> [Task directions]:
Reproduce each of the lines word for word.

> [Provided data]:

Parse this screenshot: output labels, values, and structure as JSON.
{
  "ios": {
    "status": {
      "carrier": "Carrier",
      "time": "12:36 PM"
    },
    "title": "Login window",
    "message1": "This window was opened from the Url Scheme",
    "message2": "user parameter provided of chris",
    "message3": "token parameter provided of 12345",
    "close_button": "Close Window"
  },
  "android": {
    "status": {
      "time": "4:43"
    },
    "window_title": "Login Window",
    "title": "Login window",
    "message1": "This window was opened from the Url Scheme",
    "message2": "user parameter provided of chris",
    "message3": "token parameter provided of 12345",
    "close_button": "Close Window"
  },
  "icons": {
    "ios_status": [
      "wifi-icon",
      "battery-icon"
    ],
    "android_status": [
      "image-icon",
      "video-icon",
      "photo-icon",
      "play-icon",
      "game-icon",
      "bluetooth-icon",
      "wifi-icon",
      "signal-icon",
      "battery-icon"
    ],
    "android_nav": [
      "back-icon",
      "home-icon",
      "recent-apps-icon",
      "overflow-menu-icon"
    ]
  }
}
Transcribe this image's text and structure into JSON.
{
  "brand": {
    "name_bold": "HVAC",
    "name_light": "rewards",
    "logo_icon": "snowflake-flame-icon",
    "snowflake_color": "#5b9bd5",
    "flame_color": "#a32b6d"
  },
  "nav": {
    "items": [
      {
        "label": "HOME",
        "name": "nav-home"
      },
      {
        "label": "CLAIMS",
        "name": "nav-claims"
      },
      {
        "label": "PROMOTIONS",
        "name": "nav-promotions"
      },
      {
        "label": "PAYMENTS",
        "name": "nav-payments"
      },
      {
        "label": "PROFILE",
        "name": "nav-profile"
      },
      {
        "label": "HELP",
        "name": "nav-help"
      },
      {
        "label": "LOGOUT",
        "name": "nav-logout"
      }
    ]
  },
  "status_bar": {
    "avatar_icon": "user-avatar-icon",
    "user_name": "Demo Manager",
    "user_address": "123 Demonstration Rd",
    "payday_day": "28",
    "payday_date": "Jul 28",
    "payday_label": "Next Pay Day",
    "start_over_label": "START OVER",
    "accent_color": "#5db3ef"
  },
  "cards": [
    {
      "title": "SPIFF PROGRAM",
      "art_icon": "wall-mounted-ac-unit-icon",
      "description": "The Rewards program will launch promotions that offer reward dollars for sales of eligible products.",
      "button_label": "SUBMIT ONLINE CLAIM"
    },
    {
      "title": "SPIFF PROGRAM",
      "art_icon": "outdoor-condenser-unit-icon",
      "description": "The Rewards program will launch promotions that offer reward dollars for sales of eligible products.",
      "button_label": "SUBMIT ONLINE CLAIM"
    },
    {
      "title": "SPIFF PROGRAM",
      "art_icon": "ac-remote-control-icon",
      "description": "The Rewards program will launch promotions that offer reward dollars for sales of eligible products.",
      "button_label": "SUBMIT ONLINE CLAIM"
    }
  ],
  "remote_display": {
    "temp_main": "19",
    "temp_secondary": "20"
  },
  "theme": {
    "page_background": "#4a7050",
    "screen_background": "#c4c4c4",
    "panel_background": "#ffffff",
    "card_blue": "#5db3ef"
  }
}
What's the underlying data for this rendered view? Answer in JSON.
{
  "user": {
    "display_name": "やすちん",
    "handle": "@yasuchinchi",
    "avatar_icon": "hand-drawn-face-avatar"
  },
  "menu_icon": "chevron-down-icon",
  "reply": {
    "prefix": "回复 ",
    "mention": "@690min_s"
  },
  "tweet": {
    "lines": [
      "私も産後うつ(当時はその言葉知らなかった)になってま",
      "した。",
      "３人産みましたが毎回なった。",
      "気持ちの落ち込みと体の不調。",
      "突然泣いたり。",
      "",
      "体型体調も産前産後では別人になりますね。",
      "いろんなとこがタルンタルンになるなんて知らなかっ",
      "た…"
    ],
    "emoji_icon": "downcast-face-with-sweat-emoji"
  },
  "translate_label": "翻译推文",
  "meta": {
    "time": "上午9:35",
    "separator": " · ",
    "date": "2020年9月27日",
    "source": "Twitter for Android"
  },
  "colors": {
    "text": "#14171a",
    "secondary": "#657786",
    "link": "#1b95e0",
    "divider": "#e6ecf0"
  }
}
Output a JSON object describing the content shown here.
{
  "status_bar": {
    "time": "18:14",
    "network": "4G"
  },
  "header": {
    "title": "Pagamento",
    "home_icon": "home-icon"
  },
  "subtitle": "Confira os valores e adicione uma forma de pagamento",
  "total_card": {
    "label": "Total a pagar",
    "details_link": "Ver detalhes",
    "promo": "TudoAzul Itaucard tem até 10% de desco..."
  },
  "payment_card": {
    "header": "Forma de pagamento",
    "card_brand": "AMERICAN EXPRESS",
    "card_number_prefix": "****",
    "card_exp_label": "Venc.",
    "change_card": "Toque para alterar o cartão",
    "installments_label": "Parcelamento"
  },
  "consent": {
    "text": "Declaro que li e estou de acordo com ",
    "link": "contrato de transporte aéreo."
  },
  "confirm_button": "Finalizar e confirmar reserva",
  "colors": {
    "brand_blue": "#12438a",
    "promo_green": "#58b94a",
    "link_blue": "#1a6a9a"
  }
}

> [The response]:
Parse this screenshot: output labels, values, and structure as JSON.
{
  "ios": {
    "status": {
      "carrier": "Carrier",
      "time": "12:36 PM"
    },
    "title": "Login window",
    "message1": "This window was opened from the Url Scheme",
    "message2": "user parameter provided of chris",
    "message3": "token parameter provided of 12345",
    "close_button": "Close Window"
  },
  "android": {
    "status": {
      "time": "4:43"
    },
    "window_title": "Login Window",
    "title": "Login window",
    "message1": "This window was opened from the Url Scheme",
    "message2": "user parameter provided of chris",
    "message3": "token parameter provided of 12345",
    "close_button": "Close Window"
  },
  "icons": {
    "ios_status": [
      "wifi-icon",
      "battery-icon"
    ],
    "android_status": [
      "image-icon",
      "video-icon",
      "photo-icon",
      "play-icon",
      "game-icon",
      "bluetooth-icon",
      "wifi-icon",
      "signal-icon",
      "battery-icon"
    ],
    "android_nav": [
      "back-icon",
      "home-icon",
      "recent-apps-icon",
      "overflow-menu-icon"
    ]
  }
}
Transcribe this image's text and structure into JSON.
{
  "brand": {
    "name_bold": "HVAC",
    "name_light": "rewards",
    "logo_icon": "snowflake-flame-icon",
    "snowflake_color": "#5b9bd5",
    "flame_color": "#a32b6d"
  },
  "nav": {
    "items": [
      {
        "label": "HOME",
        "name": "nav-home"
      },
      {
        "label": "CLAIMS",
        "name": "nav-claims"
      },
      {
        "label": "PROMOTIONS",
        "name": "nav-promotions"
      },
      {
        "label": "PAYMENTS",
        "name": "nav-payments"
      },
      {
        "label": "PROFILE",
        "name": "nav-profile"
      },
      {
        "label": "HELP",
        "name": "nav-help"
      },
      {
        "label": "LOGOUT",
        "name": "nav-logout"
      }
    ]
  },
  "status_bar": {
    "avatar_icon": "user-avatar-icon",
    "user_name": "Demo Manager",
    "user_address": "123 Demonstration Rd",
    "payday_day": "28",
    "payday_date": "Jul 28",
    "payday_label": "Next Pay Day",
    "start_over_label": "START OVER",
    "accent_color": "#5db3ef"
  },
  "cards": [
    {
      "title": "SPIFF PROGRAM",
      "art_icon": "wall-mounted-ac-unit-icon",
      "description": "The Rewards program will launch promotions that offer reward dollars for sales of eligible products.",
      "button_label": "SUBMIT ONLINE CLAIM"
    },
    {
      "title": "SPIFF PROGRAM",
      "art_icon": "outdoor-condenser-unit-icon",
      "description": "The Rewards program will launch promotions that offer reward dollars for sales of eligible products.",
      "button_label": "SUBMIT ONLINE CLAIM"
    },
    {
      "title": "SPIFF PROGRAM",
      "art_icon": "ac-remote-control-icon",
      "description": "The Rewards program will launch promotions that offer reward dollars for sales of eligible products.",
      "button_label": "SUBMIT ONLINE CLAIM"
    }
  ],
  "remote_display": {
    "temp_main": "19",
    "temp_secondary": "20"
  },
  "theme": {
    "page_background": "#4a7050",
    "screen_background": "#c4c4c4",
    "panel_background": "#ffffff",
    "card_blue": "#5db3ef"
  }
}
What's the underlying data for this rendered view? Answer in JSON.
{
  "user": {
    "display_name": "やすちん",
    "handle": "@yasuchinchi",
    "avatar_icon": "hand-drawn-face-avatar"
  },
  "menu_icon": "chevron-down-icon",
  "reply": {
    "prefix": "回复 ",
    "mention": "@690min_s"
  },
  "tweet": {
    "lines": [
      "私も産後うつ(当時はその言葉知らなかった)になってま",
      "した。",
      "３人産みましたが毎回なった。",
      "気持ちの落ち込みと体の不調。",
      "突然泣いたり。",
      "",
      "体型体調も産前産後では別人になりますね。",
      "いろんなとこがタルンタルンになるなんて知らなかっ",
      "た…"
    ],
    "emoji_icon": "downcast-face-with-sweat-emoji"
  },
  "translate_label": "翻译推文",
  "meta": {
    "time": "上午9:35",
    "separator": " · ",
    "date": "2020年9月27日",
    "source": "Twitter for Android"
  },
  "colors": {
    "text": "#14171a",
    "secondary": "#657786",
    "link": "#1b95e0",
    "divider": "#e6ecf0"
  }
}
Output a JSON object describing the content shown here.
{
  "status_bar": {
    "time": "18:14",
    "network": "4G"
  },
  "header": {
    "title": "Pagamento",
    "home_icon": "home-icon"
  },
  "subtitle": "Confira os valores e adicione uma forma de pagamento",
  "total_card": {
    "label": "Total a pagar",
    "details_link": "Ver detalhes",
    "promo": "TudoAzul Itaucard tem até 10% de desco..."
  },
  "payment_card": {
    "header": "Forma de pagamento",
    "card_brand": "AMERICAN EXPRESS",
    "card_number_prefix": "****",
    "card_exp_label": "Venc.",
    "change_card": "Toque para alterar o cartão",
    "installments_label": "Parcelamento"
  },
  "consent": {
    "text": "Declaro que li e estou de acordo com ",
    "link": "contrato de transporte aéreo."
  },
  "confirm_button": "Finalizar e confirmar reserva",
  "colors": {
    "brand_blue": "#12438a",
    "promo_green": "#58b94a",
    "link_blue": "#1a6a9a"
  }
}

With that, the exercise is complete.